Set exercise
Take the material below and retype it in full; pictures are left out.

··· Supplied information

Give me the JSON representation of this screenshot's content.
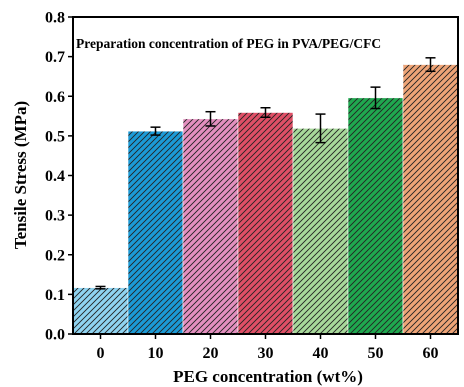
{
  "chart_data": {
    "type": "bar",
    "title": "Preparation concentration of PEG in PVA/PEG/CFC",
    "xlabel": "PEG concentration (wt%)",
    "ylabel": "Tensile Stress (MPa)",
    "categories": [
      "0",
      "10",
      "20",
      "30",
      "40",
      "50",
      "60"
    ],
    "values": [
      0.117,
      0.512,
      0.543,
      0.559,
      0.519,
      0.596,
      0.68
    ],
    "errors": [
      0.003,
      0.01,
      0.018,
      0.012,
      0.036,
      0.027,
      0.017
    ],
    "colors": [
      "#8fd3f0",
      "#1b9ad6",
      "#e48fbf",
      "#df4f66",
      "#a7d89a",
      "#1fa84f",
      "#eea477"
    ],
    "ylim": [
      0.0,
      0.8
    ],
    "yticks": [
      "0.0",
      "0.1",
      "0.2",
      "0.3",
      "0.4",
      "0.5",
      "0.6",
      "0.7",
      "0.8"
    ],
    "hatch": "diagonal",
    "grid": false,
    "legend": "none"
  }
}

······

Task result
Give me the JSON representation of this screenshot's content.
{
  "chart_data": {
    "type": "bar",
    "title": "Preparation concentration of PEG in PVA/PEG/CFC",
    "xlabel": "PEG concentration (wt%)",
    "ylabel": "Tensile Stress (MPa)",
    "categories": [
      "0",
      "10",
      "20",
      "30",
      "40",
      "50",
      "60"
    ],
    "values": [
      0.117,
      0.512,
      0.543,
      0.559,
      0.519,
      0.596,
      0.68
    ],
    "errors": [
      0.003,
      0.01,
      0.018,
      0.012,
      0.036,
      0.027,
      0.017
    ],
    "colors": [
      "#8fd3f0",
      "#1b9ad6",
      "#e48fbf",
      "#df4f66",
      "#a7d89a",
      "#1fa84f",
      "#eea477"
    ],
    "ylim": [
      0.0,
      0.8
    ],
    "yticks": [
      "0.0",
      "0.1",
      "0.2",
      "0.3",
      "0.4",
      "0.5",
      "0.6",
      "0.7",
      "0.8"
    ],
    "hatch": "diagonal",
    "grid": false,
    "legend": "none"
  }
}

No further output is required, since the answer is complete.